In full and without alteration, repeat the material.

━━━━

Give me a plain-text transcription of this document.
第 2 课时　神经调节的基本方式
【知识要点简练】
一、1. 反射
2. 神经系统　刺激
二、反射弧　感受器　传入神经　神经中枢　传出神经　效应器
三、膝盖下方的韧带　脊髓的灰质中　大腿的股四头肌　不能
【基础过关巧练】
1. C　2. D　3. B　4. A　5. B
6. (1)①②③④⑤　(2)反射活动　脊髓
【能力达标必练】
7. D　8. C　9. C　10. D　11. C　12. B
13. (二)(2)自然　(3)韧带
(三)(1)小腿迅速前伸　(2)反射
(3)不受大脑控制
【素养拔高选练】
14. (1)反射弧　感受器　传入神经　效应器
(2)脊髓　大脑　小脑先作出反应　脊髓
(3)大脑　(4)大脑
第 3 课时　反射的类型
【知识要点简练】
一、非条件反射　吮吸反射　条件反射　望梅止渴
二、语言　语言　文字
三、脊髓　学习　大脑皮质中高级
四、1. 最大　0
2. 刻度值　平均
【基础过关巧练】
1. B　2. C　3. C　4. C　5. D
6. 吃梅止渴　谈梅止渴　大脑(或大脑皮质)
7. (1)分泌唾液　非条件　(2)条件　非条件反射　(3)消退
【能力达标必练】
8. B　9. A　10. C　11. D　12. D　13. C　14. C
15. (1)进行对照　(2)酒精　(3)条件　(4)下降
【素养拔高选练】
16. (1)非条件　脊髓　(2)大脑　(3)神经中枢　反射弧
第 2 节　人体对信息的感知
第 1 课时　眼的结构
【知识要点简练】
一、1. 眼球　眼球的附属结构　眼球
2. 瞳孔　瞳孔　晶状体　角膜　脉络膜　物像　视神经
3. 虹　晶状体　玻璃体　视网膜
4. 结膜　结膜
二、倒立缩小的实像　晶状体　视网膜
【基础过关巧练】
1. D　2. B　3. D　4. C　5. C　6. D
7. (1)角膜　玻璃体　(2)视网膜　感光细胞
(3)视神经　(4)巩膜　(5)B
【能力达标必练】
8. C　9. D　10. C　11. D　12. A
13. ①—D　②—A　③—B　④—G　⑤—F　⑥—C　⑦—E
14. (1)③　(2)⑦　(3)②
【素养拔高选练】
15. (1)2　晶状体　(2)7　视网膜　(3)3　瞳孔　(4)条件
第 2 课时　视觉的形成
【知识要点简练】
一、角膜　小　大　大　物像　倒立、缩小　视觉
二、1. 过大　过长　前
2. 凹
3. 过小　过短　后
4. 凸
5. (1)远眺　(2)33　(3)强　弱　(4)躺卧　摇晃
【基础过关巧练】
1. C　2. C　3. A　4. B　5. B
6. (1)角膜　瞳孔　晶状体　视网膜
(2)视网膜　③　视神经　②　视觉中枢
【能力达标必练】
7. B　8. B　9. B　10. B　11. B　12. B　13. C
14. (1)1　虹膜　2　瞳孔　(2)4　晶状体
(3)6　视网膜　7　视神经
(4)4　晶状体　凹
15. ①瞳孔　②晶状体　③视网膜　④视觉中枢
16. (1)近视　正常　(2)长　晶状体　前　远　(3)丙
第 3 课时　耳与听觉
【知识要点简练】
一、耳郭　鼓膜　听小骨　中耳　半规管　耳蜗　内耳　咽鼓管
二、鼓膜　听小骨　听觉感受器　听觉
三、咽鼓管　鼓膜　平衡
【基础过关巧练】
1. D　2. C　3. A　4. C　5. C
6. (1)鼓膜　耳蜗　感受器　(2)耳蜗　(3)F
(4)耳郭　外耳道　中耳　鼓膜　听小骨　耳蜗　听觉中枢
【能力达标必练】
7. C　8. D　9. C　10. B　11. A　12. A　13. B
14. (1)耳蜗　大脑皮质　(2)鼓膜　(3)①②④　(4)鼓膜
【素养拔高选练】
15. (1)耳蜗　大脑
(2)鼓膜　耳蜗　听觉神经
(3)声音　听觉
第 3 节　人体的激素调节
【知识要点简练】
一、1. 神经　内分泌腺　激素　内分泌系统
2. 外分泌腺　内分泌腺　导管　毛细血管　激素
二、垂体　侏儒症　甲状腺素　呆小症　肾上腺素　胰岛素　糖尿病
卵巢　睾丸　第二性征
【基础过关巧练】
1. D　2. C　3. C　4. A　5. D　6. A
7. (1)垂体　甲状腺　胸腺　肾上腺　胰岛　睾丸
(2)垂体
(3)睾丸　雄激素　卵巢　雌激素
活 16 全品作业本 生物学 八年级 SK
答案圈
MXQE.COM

━━━━

Response to the exercise
Give me a plain-text transcription of this document.
第 2 课时　神经调节的基本方式
【知识要点简练】
一、1. 反射
2. 神经系统　刺激
二、反射弧　感受器　传入神经　神经中枢　传出神经　效应器
三、膝盖下方的韧带　脊髓的灰质中　大腿的股四头肌　不能
【基础过关巧练】
1. C　2. D　3. B　4. A　5. B
6. (1)①②③④⑤　(2)反射活动　脊髓
【能力达标必练】
7. D　8. C　9. C　10. D　11. C　12. B
13. (二)(2)自然　(3)韧带
(三)(1)小腿迅速前伸　(2)反射
(3)不受大脑控制
【素养拔高选练】
14. (1)反射弧　感受器　传入神经　效应器
(2)脊髓　大脑　小脑先作出反应　脊髓
(3)大脑　(4)大脑
第 3 课时　反射的类型
【知识要点简练】
一、非条件反射　吮吸反射　条件反射　望梅止渴
二、语言　语言　文字
三、脊髓　学习　大脑皮质中高级
四、1. 最大　0
2. 刻度值　平均
【基础过关巧练】
1. B　2. C　3. C　4. C　5. D
6. 吃梅止渴　谈梅止渴　大脑(或大脑皮质)
7. (1)分泌唾液　非条件　(2)条件　非条件反射　(3)消退
【能力达标必练】
8. B　9. A　10. C　11. D　12. D　13. C　14. C
15. (1)进行对照　(2)酒精　(3)条件　(4)下降
【素养拔高选练】
16. (1)非条件　脊髓　(2)大脑　(3)神经中枢　反射弧
第 2 节　人体对信息的感知
第 1 课时　眼的结构
【知识要点简练】
一、1. 眼球　眼球的附属结构　眼球
2. 瞳孔　瞳孔　晶状体　角膜　脉络膜　物像　视神经
3. 虹　晶状体　玻璃体　视网膜
4. 结膜　结膜
二、倒立缩小的实像　晶状体　视网膜
【基础过关巧练】
1. D　2. B　3. D　4. C　5. C　6. D
7. (1)角膜　玻璃体　(2)视网膜　感光细胞
(3)视神经　(4)巩膜　(5)B
【能力达标必练】
8. C　9. D　10. C　11. D　12. A
13. ①—D　②—A　③—B　④—G　⑤—F　⑥—C　⑦—E
14. (1)③　(2)⑦　(3)②
【素养拔高选练】
15. (1)2　晶状体　(2)7　视网膜　(3)3　瞳孔　(4)条件
第 2 课时　视觉的形成
【知识要点简练】
一、角膜　小　大　大　物像　倒立、缩小　视觉
二、1. 过大　过长　前
2. 凹
3. 过小　过短　后
4. 凸
5. (1)远眺　(2)33　(3)强　弱　(4)躺卧　摇晃
【基础过关巧练】
1. C　2. C　3. A　4. B　5. B
6. (1)角膜　瞳孔　晶状体　视网膜
(2)视网膜　③　视神经　②　视觉中枢
【能力达标必练】
7. B　8. B　9. B　10. B　11. B　12. B　13. C
14. (1)1　虹膜　2　瞳孔　(2)4　晶状体
(3)6　视网膜　7　视神经
(4)4　晶状体　凹
15. ①瞳孔　②晶状体　③视网膜　④视觉中枢
16. (1)近视　正常　(2)长　晶状体　前　远　(3)丙
第 3 课时　耳与听觉
【知识要点简练】
一、耳郭　鼓膜　听小骨　中耳　半规管　耳蜗　内耳　咽鼓管
二、鼓膜　听小骨　听觉感受器　听觉
三、咽鼓管　鼓膜　平衡
【基础过关巧练】
1. D　2. C　3. A　4. C　5. C
6. (1)鼓膜　耳蜗　感受器　(2)耳蜗　(3)F
(4)耳郭　外耳道　中耳　鼓膜　听小骨　耳蜗　听觉中枢
【能力达标必练】
7. C　8. D　9. C　10. B　11. A　12. A　13. B
14. (1)耳蜗　大脑皮质　(2)鼓膜　(3)①②④　(4)鼓膜
【素养拔高选练】
15. (1)耳蜗　大脑
(2)鼓膜　耳蜗　听觉神经
(3)声音　听觉
第 3 节　人体的激素调节
【知识要点简练】
一、1. 神经　内分泌腺　激素　内分泌系统
2. 外分泌腺　内分泌腺　导管　毛细血管　激素
二、垂体　侏儒症　甲状腺素　呆小症　肾上腺素　胰岛素　糖尿病
卵巢　睾丸　第二性征
【基础过关巧练】
1. D　2. C　3. C　4. A　5. D　6. A
7. (1)垂体　甲状腺　胸腺　肾上腺　胰岛　睾丸
(2)垂体
(3)睾丸　雄激素　卵巢　雌激素
活 16 全品作业本 生物学 八年级 SK
答案圈
MXQE.COM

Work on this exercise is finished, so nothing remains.